#### Source records:

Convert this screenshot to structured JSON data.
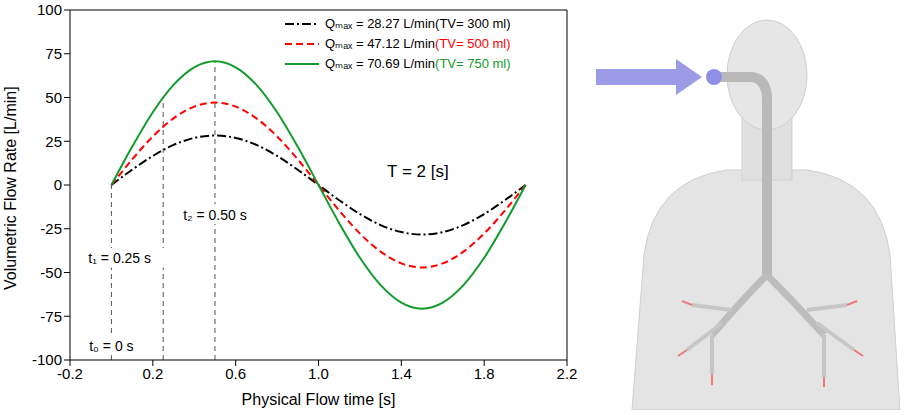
{
  "chart_data": {
    "type": "line",
    "x_label": "Physical Flow time [s]",
    "y_label": "Volumetric Flow Rate [L/min]",
    "x": [
      0,
      0.1,
      0.2,
      0.3,
      0.4,
      0.5,
      0.6,
      0.7,
      0.8,
      0.9,
      1.0,
      1.1,
      1.2,
      1.3,
      1.4,
      1.5,
      1.6,
      1.7,
      1.8,
      1.9,
      2.0
    ],
    "series": [
      {
        "name": "Qₘₐₓ = 28.27 L/min (TV= 300 ml)",
        "color": "#000000",
        "line_style": "dash_dot",
        "values": [
          0,
          8.7,
          16.6,
          22.9,
          26.9,
          28.3,
          26.9,
          22.9,
          16.6,
          8.7,
          0,
          -8.7,
          -16.6,
          -22.9,
          -26.9,
          -28.3,
          -26.9,
          -22.9,
          -16.6,
          -8.7,
          0
        ]
      },
      {
        "name": "Qₘₐₓ = 47.12 L/min (TV= 500 ml)",
        "color": "#ff0000",
        "line_style": "dashed",
        "values": [
          0,
          14.6,
          27.7,
          38.1,
          44.8,
          47.1,
          44.8,
          38.1,
          27.7,
          14.6,
          0,
          -14.6,
          -27.7,
          -38.1,
          -44.8,
          -47.1,
          -44.8,
          -38.1,
          -27.7,
          -14.6,
          0
        ]
      },
      {
        "name": "Qₘₐₓ = 70.69 L/min (TV= 750 ml)",
        "color": "#119b2b",
        "line_style": "solid",
        "values": [
          0,
          21.8,
          41.6,
          57.2,
          67.2,
          70.7,
          67.2,
          57.2,
          41.6,
          21.8,
          0,
          -21.8,
          -41.6,
          -57.2,
          -67.2,
          -70.7,
          -67.2,
          -57.2,
          -41.6,
          -21.8,
          0
        ]
      }
    ],
    "xlim": [
      -0.2,
      2.2
    ],
    "xticks": [
      -0.2,
      0.2,
      0.6,
      {
        "value": 1,
        "label": "1.0"
      },
      1.4,
      1.8,
      2.2
    ],
    "ylim": [
      -100,
      100
    ],
    "yticks": [
      -100,
      -75,
      -50,
      -25,
      0,
      25,
      50,
      75,
      100
    ],
    "grid": false,
    "legend": "upper right",
    "markers": [
      {
        "x": 0,
        "y_range": [
          -100,
          0
        ],
        "label": "t₀ = 0 s",
        "label_x": 0,
        "label_y": -92
      },
      {
        "x": 0.25,
        "y_range": [
          -100,
          50
        ],
        "label": "t₁ = 0.25 s",
        "label_x": 0.04,
        "label_y": -42
      },
      {
        "x": 0.5,
        "y_range": [
          -100,
          70.7
        ],
        "label": "t₂ = 0.50 s",
        "label_x": 0.5,
        "label_y": -17
      }
    ],
    "annotations": [
      {
        "text": "T = 2 [s]",
        "x": 1.48,
        "y": 8
      }
    ]
  }
}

#### The problem:
Find the word "name" in the entries above and gather every line that holds it.

#### Correct answer:
        "name": "Qₘₐₓ = 28.27 L/min (TV= 300 ml)",
        "name": "Qₘₐₓ = 47.12 L/min (TV= 500 ml)",
        "name": "Qₘₐₓ = 70.69 L/min (TV= 750 ml)",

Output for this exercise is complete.